TO DO:
Report how many lines below contain the word "file", and give only that number.
** Start **
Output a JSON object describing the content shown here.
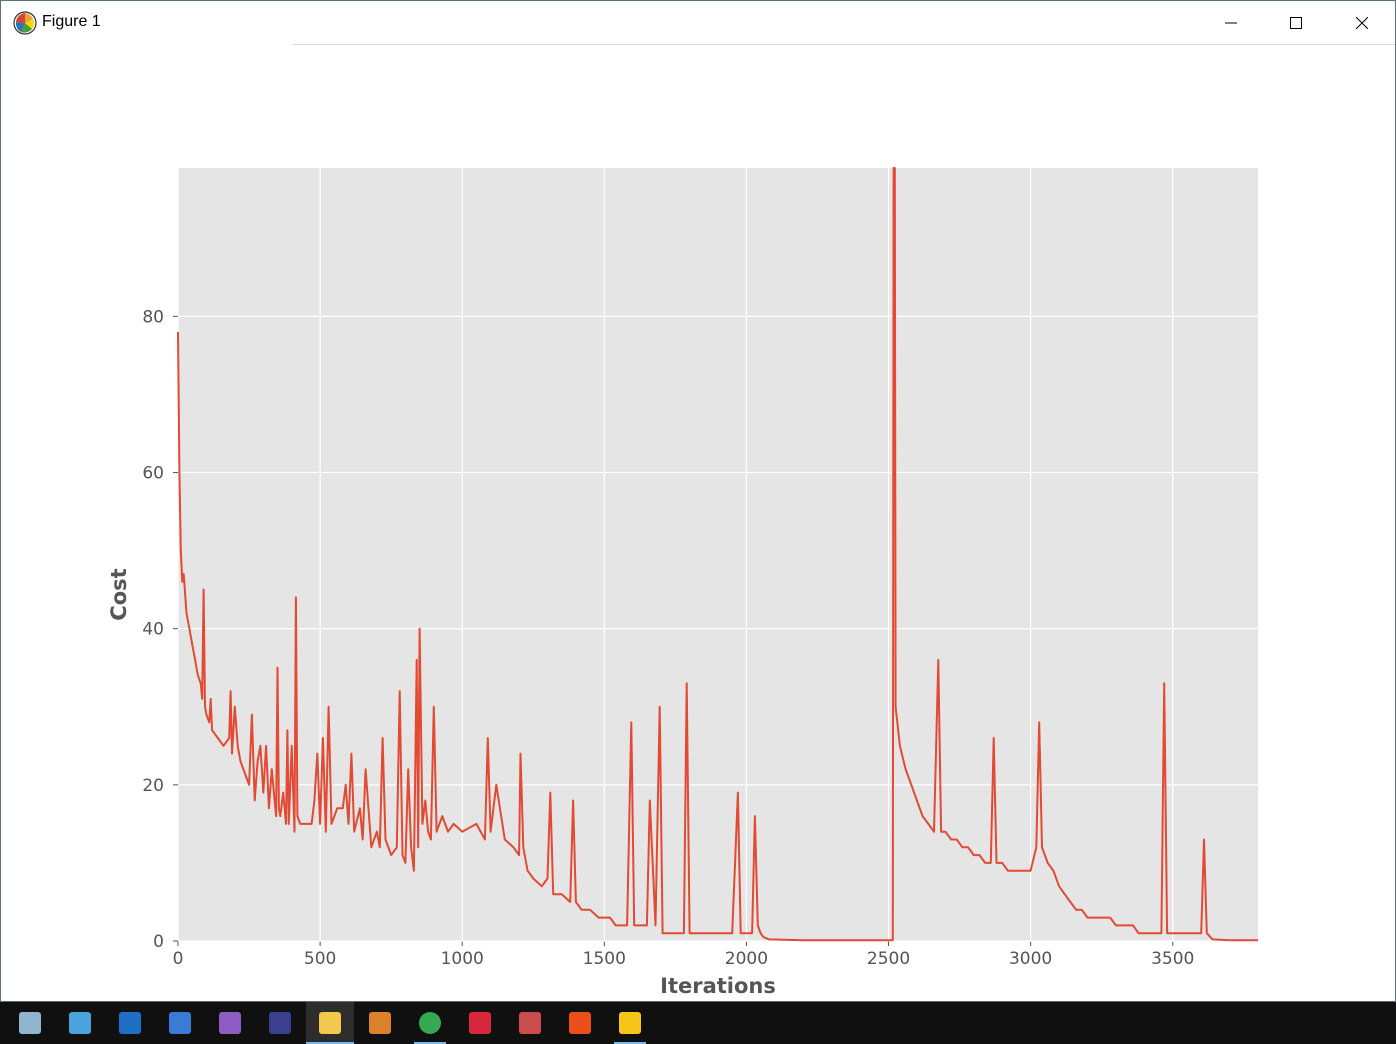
{
  "window": {
    "title": "Figure 1",
    "controls": [
      "minimize",
      "maximize",
      "close"
    ]
  },
  "chart_data": {
    "type": "line",
    "title": "",
    "xlabel": "Iterations",
    "ylabel": "Cost",
    "xlim": [
      0,
      3800
    ],
    "ylim": [
      0,
      99
    ],
    "xticks": [
      0,
      500,
      1000,
      1500,
      2000,
      2500,
      3000,
      3500
    ],
    "yticks": [
      0,
      20,
      40,
      60,
      80
    ],
    "grid": true,
    "legend": "none",
    "colors": {
      "line": "#e24a33",
      "axes_bg": "#e5e5e5",
      "grid": "#ffffff"
    },
    "series": [
      {
        "values": [
          [
            0,
            78
          ],
          [
            5,
            60
          ],
          [
            10,
            50
          ],
          [
            15,
            46
          ],
          [
            20,
            47
          ],
          [
            30,
            42
          ],
          [
            40,
            40
          ],
          [
            50,
            38
          ],
          [
            60,
            36
          ],
          [
            70,
            34
          ],
          [
            80,
            33
          ],
          [
            85,
            31
          ],
          [
            90,
            45
          ],
          [
            95,
            30
          ],
          [
            100,
            29
          ],
          [
            110,
            28
          ],
          [
            115,
            31
          ],
          [
            120,
            27
          ],
          [
            140,
            26
          ],
          [
            160,
            25
          ],
          [
            180,
            26
          ],
          [
            185,
            32
          ],
          [
            190,
            24
          ],
          [
            200,
            30
          ],
          [
            210,
            25
          ],
          [
            220,
            23
          ],
          [
            240,
            21
          ],
          [
            250,
            20
          ],
          [
            260,
            29
          ],
          [
            270,
            18
          ],
          [
            280,
            23
          ],
          [
            290,
            25
          ],
          [
            300,
            19
          ],
          [
            310,
            25
          ],
          [
            320,
            17
          ],
          [
            330,
            22
          ],
          [
            340,
            18
          ],
          [
            345,
            16
          ],
          [
            350,
            35
          ],
          [
            355,
            17
          ],
          [
            360,
            16
          ],
          [
            370,
            19
          ],
          [
            380,
            15
          ],
          [
            385,
            27
          ],
          [
            390,
            15
          ],
          [
            400,
            25
          ],
          [
            410,
            14
          ],
          [
            415,
            44
          ],
          [
            420,
            16
          ],
          [
            430,
            15
          ],
          [
            450,
            15
          ],
          [
            470,
            15
          ],
          [
            480,
            18
          ],
          [
            490,
            24
          ],
          [
            500,
            15
          ],
          [
            510,
            26
          ],
          [
            520,
            14
          ],
          [
            530,
            30
          ],
          [
            540,
            15
          ],
          [
            560,
            17
          ],
          [
            580,
            17
          ],
          [
            590,
            20
          ],
          [
            600,
            15
          ],
          [
            610,
            24
          ],
          [
            620,
            14
          ],
          [
            640,
            17
          ],
          [
            650,
            13
          ],
          [
            660,
            22
          ],
          [
            680,
            12
          ],
          [
            700,
            14
          ],
          [
            710,
            12
          ],
          [
            720,
            26
          ],
          [
            730,
            13
          ],
          [
            750,
            11
          ],
          [
            770,
            12
          ],
          [
            780,
            32
          ],
          [
            790,
            11
          ],
          [
            800,
            10
          ],
          [
            810,
            22
          ],
          [
            820,
            12
          ],
          [
            830,
            9
          ],
          [
            840,
            36
          ],
          [
            845,
            12
          ],
          [
            850,
            40
          ],
          [
            860,
            15
          ],
          [
            870,
            18
          ],
          [
            880,
            14
          ],
          [
            890,
            13
          ],
          [
            900,
            30
          ],
          [
            910,
            14
          ],
          [
            930,
            16
          ],
          [
            950,
            14
          ],
          [
            970,
            15
          ],
          [
            1000,
            14
          ],
          [
            1050,
            15
          ],
          [
            1080,
            13
          ],
          [
            1090,
            26
          ],
          [
            1100,
            14
          ],
          [
            1120,
            20
          ],
          [
            1150,
            13
          ],
          [
            1180,
            12
          ],
          [
            1200,
            11
          ],
          [
            1205,
            24
          ],
          [
            1215,
            12
          ],
          [
            1230,
            9
          ],
          [
            1250,
            8
          ],
          [
            1280,
            7
          ],
          [
            1300,
            8
          ],
          [
            1310,
            19
          ],
          [
            1320,
            6
          ],
          [
            1350,
            6
          ],
          [
            1380,
            5
          ],
          [
            1390,
            18
          ],
          [
            1400,
            5
          ],
          [
            1420,
            4
          ],
          [
            1450,
            4
          ],
          [
            1480,
            3
          ],
          [
            1500,
            3
          ],
          [
            1520,
            3
          ],
          [
            1540,
            2
          ],
          [
            1560,
            2
          ],
          [
            1580,
            2
          ],
          [
            1595,
            28
          ],
          [
            1605,
            2
          ],
          [
            1630,
            2
          ],
          [
            1650,
            2
          ],
          [
            1660,
            18
          ],
          [
            1680,
            2
          ],
          [
            1695,
            30
          ],
          [
            1705,
            1
          ],
          [
            1720,
            1
          ],
          [
            1740,
            1
          ],
          [
            1760,
            1
          ],
          [
            1780,
            1
          ],
          [
            1790,
            33
          ],
          [
            1800,
            1
          ],
          [
            1850,
            1
          ],
          [
            1900,
            1
          ],
          [
            1950,
            1
          ],
          [
            1970,
            19
          ],
          [
            1980,
            1
          ],
          [
            2000,
            1
          ],
          [
            2020,
            1
          ],
          [
            2030,
            16
          ],
          [
            2040,
            2
          ],
          [
            2050,
            1
          ],
          [
            2060,
            0.5
          ],
          [
            2080,
            0.2
          ],
          [
            2200,
            0.1
          ],
          [
            2400,
            0.1
          ],
          [
            2515,
            0.1
          ],
          [
            2518,
            99
          ],
          [
            2522,
            99
          ],
          [
            2525,
            30
          ],
          [
            2540,
            25
          ],
          [
            2560,
            22
          ],
          [
            2580,
            20
          ],
          [
            2600,
            18
          ],
          [
            2620,
            16
          ],
          [
            2640,
            15
          ],
          [
            2660,
            14
          ],
          [
            2675,
            36
          ],
          [
            2685,
            14
          ],
          [
            2700,
            14
          ],
          [
            2720,
            13
          ],
          [
            2740,
            13
          ],
          [
            2760,
            12
          ],
          [
            2780,
            12
          ],
          [
            2800,
            11
          ],
          [
            2820,
            11
          ],
          [
            2840,
            10
          ],
          [
            2860,
            10
          ],
          [
            2870,
            26
          ],
          [
            2880,
            10
          ],
          [
            2900,
            10
          ],
          [
            2920,
            9
          ],
          [
            2940,
            9
          ],
          [
            2960,
            9
          ],
          [
            2980,
            9
          ],
          [
            3000,
            9
          ],
          [
            3020,
            12
          ],
          [
            3030,
            28
          ],
          [
            3040,
            12
          ],
          [
            3060,
            10
          ],
          [
            3080,
            9
          ],
          [
            3100,
            7
          ],
          [
            3120,
            6
          ],
          [
            3140,
            5
          ],
          [
            3160,
            4
          ],
          [
            3180,
            4
          ],
          [
            3200,
            3
          ],
          [
            3220,
            3
          ],
          [
            3240,
            3
          ],
          [
            3260,
            3
          ],
          [
            3280,
            3
          ],
          [
            3300,
            2
          ],
          [
            3320,
            2
          ],
          [
            3340,
            2
          ],
          [
            3360,
            2
          ],
          [
            3380,
            1
          ],
          [
            3400,
            1
          ],
          [
            3410,
            1
          ],
          [
            3420,
            1
          ],
          [
            3440,
            1
          ],
          [
            3460,
            1
          ],
          [
            3470,
            33
          ],
          [
            3480,
            1
          ],
          [
            3500,
            1
          ],
          [
            3520,
            1
          ],
          [
            3540,
            1
          ],
          [
            3560,
            1
          ],
          [
            3580,
            1
          ],
          [
            3600,
            1
          ],
          [
            3610,
            13
          ],
          [
            3620,
            1
          ],
          [
            3640,
            0.2
          ],
          [
            3700,
            0.1
          ],
          [
            3800,
            0.1
          ]
        ]
      }
    ]
  },
  "taskbar": {
    "icons": [
      "notepad-icon",
      "computer-icon",
      "outlook-icon",
      "remote-desktop-icon",
      "visual-studio-icon",
      "eclipse-icon",
      "python-file-icon",
      "sync-icon",
      "chrome-icon",
      "acrobat-icon",
      "paint-icon",
      "git-icon",
      "file-explorer-icon"
    ]
  }
}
** End **
WRITTEN SOLUTION:
2